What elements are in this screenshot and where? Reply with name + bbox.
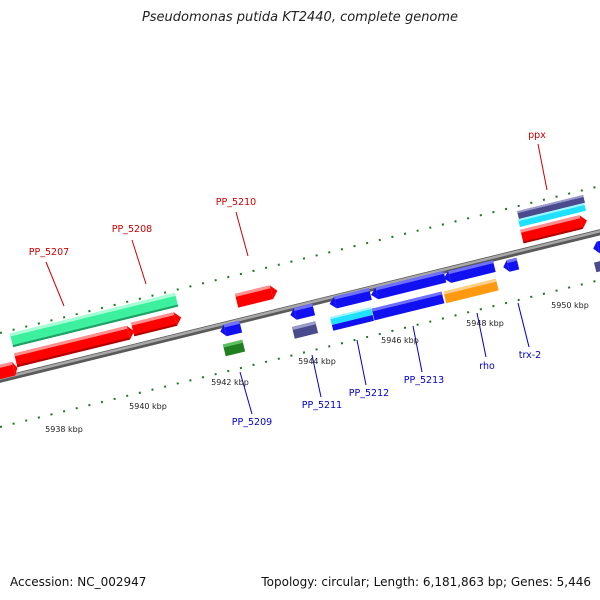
scale-label: 5948 kbp bbox=[466, 319, 504, 328]
connector-trx2 bbox=[517, 302, 530, 348]
gene-label-pp5208: PP_5208 bbox=[112, 224, 152, 235]
genome-backbone bbox=[0, 229, 600, 383]
gene-block-green[interactable] bbox=[9, 292, 179, 348]
gene-arrow-pp5213-blue[interactable] bbox=[370, 270, 447, 301]
topology-text: Topology: circular; Length: 6,181,863 bp… bbox=[261, 575, 591, 589]
gene-label-rho: rho bbox=[479, 361, 495, 372]
connector-pp5213 bbox=[412, 325, 423, 373]
gene-label-trx2: trx-2 bbox=[519, 350, 541, 361]
gene-block-rho-orange[interactable] bbox=[443, 278, 499, 304]
gene-block-ppx-cyan[interactable] bbox=[518, 203, 586, 227]
gene-label-pp5207: PP_5207 bbox=[29, 247, 69, 258]
gene-label-pp5209: PP_5209 bbox=[232, 417, 272, 428]
gene-block-pp5211-slate[interactable] bbox=[291, 321, 319, 339]
gene-arrow-pp5212-blue[interactable] bbox=[328, 288, 372, 310]
connector-ppx bbox=[537, 143, 548, 191]
gene-arrow-pp5207[interactable] bbox=[14, 324, 136, 368]
gene-block-pp5213-blue[interactable] bbox=[371, 291, 445, 321]
gene-arrow-trx2-blue[interactable] bbox=[502, 257, 520, 273]
accession-text: Accession: NC_002947 bbox=[10, 575, 147, 589]
gene-label-pp5212: PP_5212 bbox=[349, 388, 389, 399]
gene-block-pp5212-cyan[interactable] bbox=[329, 307, 375, 331]
gene-arrow-right-blue[interactable] bbox=[592, 239, 600, 254]
connector-pp5207 bbox=[45, 261, 65, 307]
gene-features bbox=[0, 195, 600, 384]
scale-label: 5944 kbp bbox=[298, 357, 336, 366]
scale-label: 5950 kbp bbox=[551, 301, 589, 310]
gene-label-ppx: ppx bbox=[528, 130, 546, 141]
scale-label: 5938 kbp bbox=[45, 425, 83, 434]
gene-block-ppx-slate[interactable] bbox=[517, 195, 585, 219]
scale-label: 5946 kbp bbox=[381, 336, 419, 345]
gene-label-pp5211: PP_5211 bbox=[302, 400, 342, 411]
gene-arrow-rho-blue[interactable] bbox=[442, 260, 496, 284]
gene-block-pp5209-green[interactable] bbox=[222, 339, 246, 357]
gene-arrow-pp5208[interactable] bbox=[130, 311, 183, 337]
gene-label-pp5213: PP_5213 bbox=[404, 375, 444, 386]
connector-rho bbox=[476, 312, 487, 358]
map-title: Pseudomonas putida KT2440, complete geno… bbox=[141, 10, 459, 25]
scale-label: 5942 kbp bbox=[211, 378, 249, 387]
connector-pp5212 bbox=[356, 339, 367, 386]
gene-arrow-pp5209-blue[interactable] bbox=[219, 320, 243, 338]
connector-pp5209 bbox=[239, 371, 253, 415]
gene-arrow-ppx-red[interactable] bbox=[520, 214, 588, 244]
connector-pp5208 bbox=[131, 239, 147, 285]
gene-arrow-red[interactable] bbox=[0, 361, 19, 384]
gene-arrow-pp5211-blue[interactable] bbox=[289, 303, 316, 321]
reverse-tick-row bbox=[0, 279, 600, 428]
connector-pp5211 bbox=[311, 354, 322, 398]
gene-block-right-slate[interactable] bbox=[593, 260, 600, 273]
gene-label-pp5210: PP_5210 bbox=[216, 197, 256, 208]
label-connectors bbox=[45, 143, 548, 415]
connector-pp5210 bbox=[235, 211, 249, 257]
scale-label: 5940 kbp bbox=[129, 402, 167, 411]
gene-arrow-pp5210[interactable] bbox=[234, 284, 279, 308]
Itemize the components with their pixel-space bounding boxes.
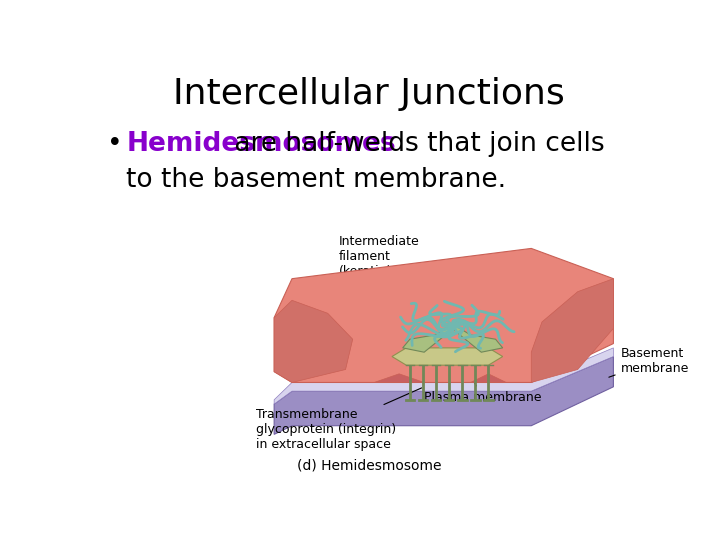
Polygon shape [274,356,613,434]
Text: Basement
membrane: Basement membrane [609,347,689,377]
Polygon shape [274,300,353,382]
Text: are half-welds that join cells: are half-welds that join cells [225,131,604,157]
Polygon shape [531,279,613,382]
Text: (d) Hemidesmosome: (d) Hemidesmosome [297,458,441,472]
Text: Transmembrane
glycoprotein (integrin)
in extracellular space: Transmembrane glycoprotein (integrin) in… [256,388,422,451]
Text: Intercellular Junctions: Intercellular Junctions [173,77,565,111]
Polygon shape [374,374,506,382]
Text: Intermediate
filament
(keratin): Intermediate filament (keratin) [338,235,454,279]
Text: Plasma membrane: Plasma membrane [424,372,541,404]
Text: to the basement membrane.: to the basement membrane. [126,167,506,193]
Polygon shape [392,348,503,365]
Text: Hemidesmosomes: Hemidesmosomes [126,131,396,157]
Text: Plaque: Plaque [289,350,400,363]
Polygon shape [274,248,613,382]
Polygon shape [274,348,613,404]
Text: •: • [107,131,122,157]
Polygon shape [402,324,503,352]
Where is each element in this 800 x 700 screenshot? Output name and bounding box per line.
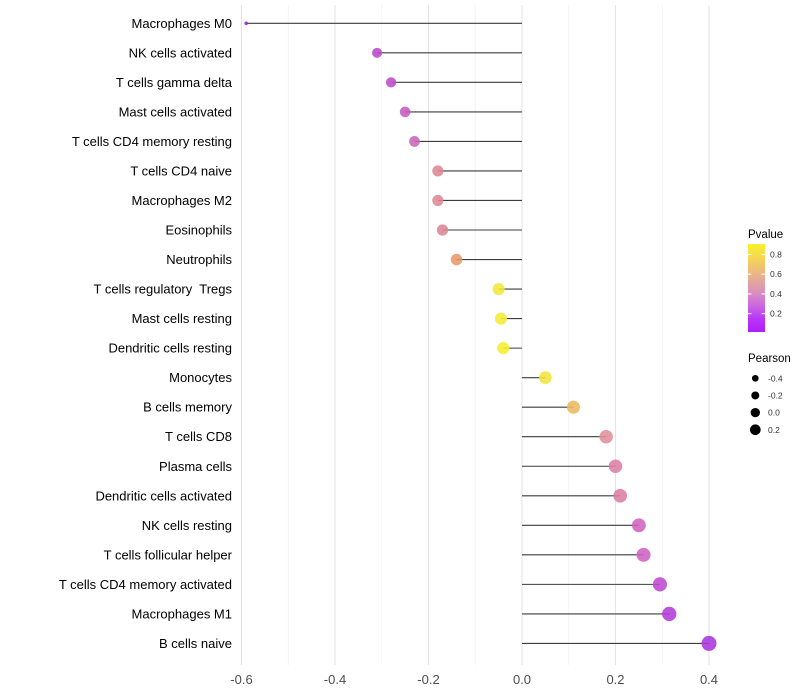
- dot: [613, 488, 628, 503]
- dot: [636, 547, 651, 562]
- dot: [432, 194, 444, 207]
- dot: [450, 253, 463, 266]
- y-axis-label: T cells CD4 memory resting: [72, 134, 232, 149]
- pearson-size-legend-items: -0.4 -0.2 0.0 0.2: [749, 373, 783, 436]
- x-tick-label: 0.0: [513, 672, 531, 687]
- dot: [436, 224, 449, 236]
- pearson-legend-title: Pearson: [748, 353, 791, 365]
- y-axis-label: Neutrophils: [166, 252, 232, 267]
- dot: [566, 400, 580, 414]
- pearson-legend-label: 0.0: [768, 408, 780, 418]
- pvalue-tick-label: 0.4: [770, 289, 782, 299]
- dot: [399, 106, 411, 118]
- y-axis-label: Mast cells activated: [119, 104, 232, 119]
- dot: [244, 21, 248, 26]
- pearson-legend-dot: [750, 407, 760, 418]
- panel-gridlines: [240, 5, 710, 665]
- dot: [701, 635, 717, 651]
- pearson-legend-dot: [751, 391, 760, 400]
- y-axis-label: Dendritic cells resting: [108, 341, 232, 356]
- dot: [494, 312, 508, 325]
- y-axis-label: NK cells resting: [142, 518, 232, 533]
- dot: [497, 342, 510, 355]
- y-axis-label: Macrophages M1: [132, 606, 232, 621]
- x-tick-label: -0.4: [324, 672, 346, 687]
- dot: [652, 577, 668, 592]
- x-tick-label: -0.2: [417, 672, 439, 687]
- y-axis-label: Macrophages M2: [132, 193, 232, 208]
- y-axis-label: Mast cells resting: [132, 311, 232, 326]
- y-axis-label: T cells CD4 naive: [130, 163, 232, 178]
- pvalue-colorbar-ticks: [748, 253, 765, 315]
- y-axis-label: T cells gamma delta: [116, 75, 233, 90]
- y-axis-label: Dendritic cells activated: [95, 488, 232, 503]
- y-axis-label: Monocytes: [169, 370, 232, 385]
- y-axis-label: B cells naive: [159, 636, 232, 651]
- pvalue-tick-label: 0.6: [770, 269, 782, 279]
- pearson-legend-label: 0.2: [768, 425, 780, 435]
- dot: [599, 429, 613, 444]
- y-axis-label: T cells regulatory Tregs: [94, 282, 233, 297]
- y-axis-label: T cells follicular helper: [104, 547, 233, 562]
- y-axis-label: Plasma cells: [159, 459, 232, 474]
- pvalue-colorbar: [748, 244, 765, 332]
- dot: [539, 371, 552, 385]
- dot: [492, 283, 505, 296]
- y-axis-label: T cells CD8: [165, 429, 232, 444]
- x-tick-label: -0.6: [230, 672, 252, 687]
- dot: [432, 165, 444, 177]
- legend: Pvalue 0.8 0.6 0.4 0.2 Pearson -0.4 -0.2 0.0 0…: [748, 229, 791, 436]
- pearson-legend-dot: [749, 424, 761, 436]
- y-axis-label: Macrophages M0: [132, 16, 232, 31]
- dot: [385, 77, 397, 88]
- dot: [372, 47, 383, 58]
- pearson-legend-label: -0.4: [768, 373, 783, 383]
- pvalue-tick-labels: 0.8 0.6 0.4 0.2: [770, 250, 782, 319]
- dot: [662, 606, 677, 622]
- pearson-legend-dot: [751, 374, 759, 382]
- pvalue-tick-label: 0.2: [770, 309, 782, 319]
- y-axis-labels: Macrophages M0 NK cells activated T cells …: [59, 16, 233, 651]
- dot: [409, 136, 420, 147]
- pearson-legend-label: -0.2: [768, 390, 783, 400]
- dot: [631, 518, 646, 533]
- y-axis-label: B cells memory: [143, 400, 232, 415]
- pvalue-legend-title: Pvalue: [748, 229, 783, 241]
- dot: [608, 459, 623, 474]
- x-tick-label: 0.4: [700, 672, 718, 687]
- y-axis-label: Eosinophils: [166, 223, 233, 238]
- x-tick-label: 0.2: [606, 672, 624, 687]
- y-axis-label: T cells CD4 memory activated: [59, 577, 232, 592]
- y-axis-label: NK cells activated: [129, 45, 232, 60]
- pvalue-tick-label: 0.8: [770, 250, 782, 260]
- x-axis-tick-labels: -0.6 -0.4 -0.2 0.0 0.2 0.4: [230, 672, 718, 687]
- lollipop-dots: [244, 21, 717, 651]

· · · ·

(Aim of the task)
Scan the entries for lines with the string "colorbar". Report only how many there are.

(Response to the task)
2